### Task prompt
For the records that follow, return only the count of lines containing the string "žiaka".

Dataset items
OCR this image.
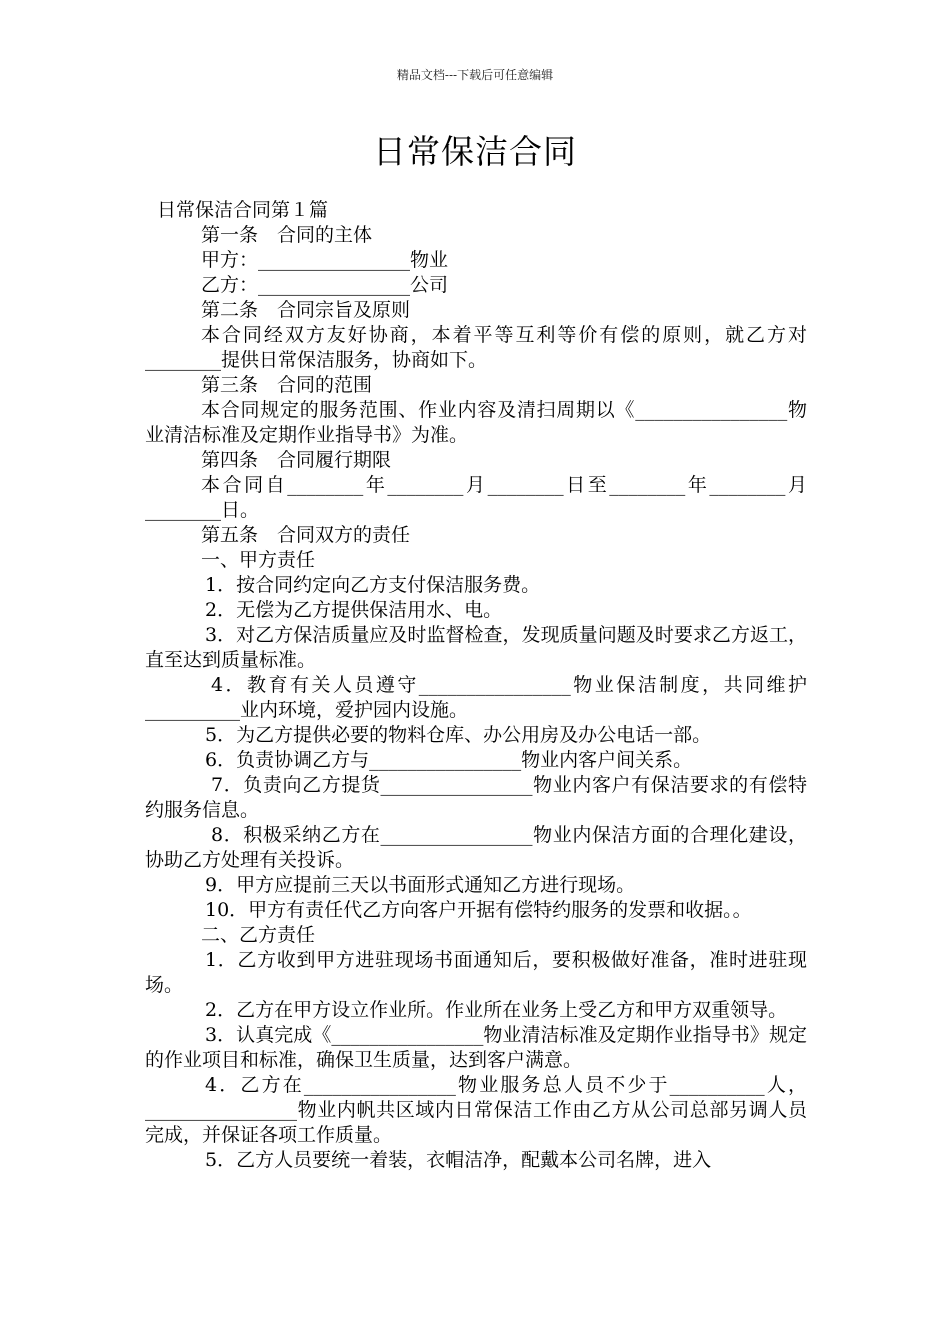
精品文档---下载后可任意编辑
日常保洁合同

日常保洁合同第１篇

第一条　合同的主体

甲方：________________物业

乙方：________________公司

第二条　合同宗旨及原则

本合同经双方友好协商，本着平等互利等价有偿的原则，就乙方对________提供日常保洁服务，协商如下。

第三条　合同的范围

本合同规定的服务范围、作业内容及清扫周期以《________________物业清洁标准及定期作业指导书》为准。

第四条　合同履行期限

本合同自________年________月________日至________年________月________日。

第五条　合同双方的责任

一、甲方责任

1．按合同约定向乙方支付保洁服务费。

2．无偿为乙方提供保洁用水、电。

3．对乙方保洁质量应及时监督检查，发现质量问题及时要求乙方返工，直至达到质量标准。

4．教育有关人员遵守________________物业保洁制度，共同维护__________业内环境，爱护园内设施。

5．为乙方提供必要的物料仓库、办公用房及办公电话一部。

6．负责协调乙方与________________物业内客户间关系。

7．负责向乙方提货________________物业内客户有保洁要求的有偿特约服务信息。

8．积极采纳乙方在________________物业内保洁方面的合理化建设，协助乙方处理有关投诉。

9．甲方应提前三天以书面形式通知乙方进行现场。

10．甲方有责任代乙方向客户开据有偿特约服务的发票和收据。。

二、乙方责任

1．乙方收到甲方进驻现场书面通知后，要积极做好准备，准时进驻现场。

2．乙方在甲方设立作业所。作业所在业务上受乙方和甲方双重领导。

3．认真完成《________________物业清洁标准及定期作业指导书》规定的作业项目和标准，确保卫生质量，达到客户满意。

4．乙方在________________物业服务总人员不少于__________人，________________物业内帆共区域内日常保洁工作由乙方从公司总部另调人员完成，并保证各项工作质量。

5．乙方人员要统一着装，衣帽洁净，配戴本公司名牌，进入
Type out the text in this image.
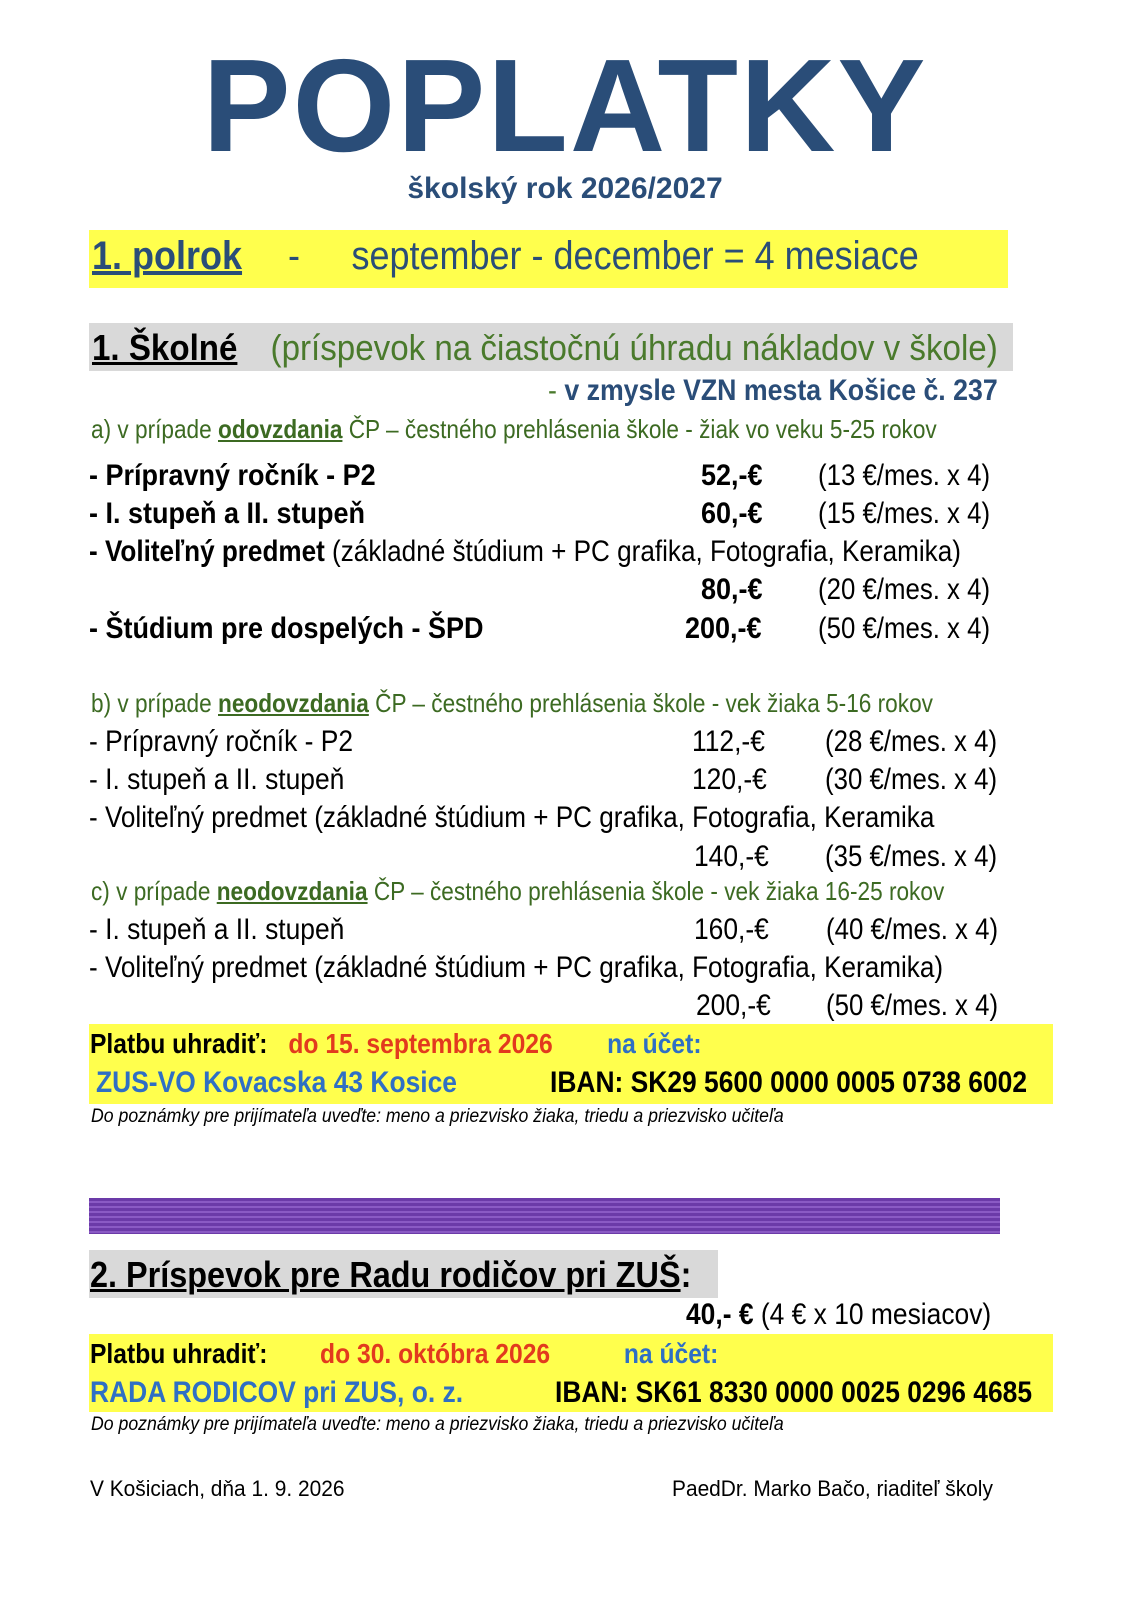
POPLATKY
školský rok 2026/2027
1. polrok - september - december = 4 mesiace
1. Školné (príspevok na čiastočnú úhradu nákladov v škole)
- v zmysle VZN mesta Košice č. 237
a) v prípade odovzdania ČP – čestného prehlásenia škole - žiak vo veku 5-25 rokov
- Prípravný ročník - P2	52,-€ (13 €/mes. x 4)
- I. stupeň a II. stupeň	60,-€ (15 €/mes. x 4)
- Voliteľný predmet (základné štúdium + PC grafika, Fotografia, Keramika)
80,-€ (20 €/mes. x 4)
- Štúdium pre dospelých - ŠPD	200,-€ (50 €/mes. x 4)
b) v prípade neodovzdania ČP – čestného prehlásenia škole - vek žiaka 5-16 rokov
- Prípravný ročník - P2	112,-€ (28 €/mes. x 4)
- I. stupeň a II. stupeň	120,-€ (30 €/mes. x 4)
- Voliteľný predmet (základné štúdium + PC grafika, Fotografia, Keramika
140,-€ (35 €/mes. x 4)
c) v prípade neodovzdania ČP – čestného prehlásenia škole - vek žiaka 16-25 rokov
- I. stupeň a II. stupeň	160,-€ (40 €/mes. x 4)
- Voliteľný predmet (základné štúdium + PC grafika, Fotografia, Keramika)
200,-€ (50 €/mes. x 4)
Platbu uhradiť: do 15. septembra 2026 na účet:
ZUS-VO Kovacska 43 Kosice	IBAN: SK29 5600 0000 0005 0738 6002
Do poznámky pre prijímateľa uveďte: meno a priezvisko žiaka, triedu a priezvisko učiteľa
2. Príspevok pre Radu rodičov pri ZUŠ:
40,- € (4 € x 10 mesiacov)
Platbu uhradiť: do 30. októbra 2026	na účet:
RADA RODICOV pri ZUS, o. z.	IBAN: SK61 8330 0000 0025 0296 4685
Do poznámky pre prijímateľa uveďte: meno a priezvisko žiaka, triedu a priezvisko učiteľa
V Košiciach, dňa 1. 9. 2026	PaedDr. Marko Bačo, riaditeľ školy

### Output for this exercise
4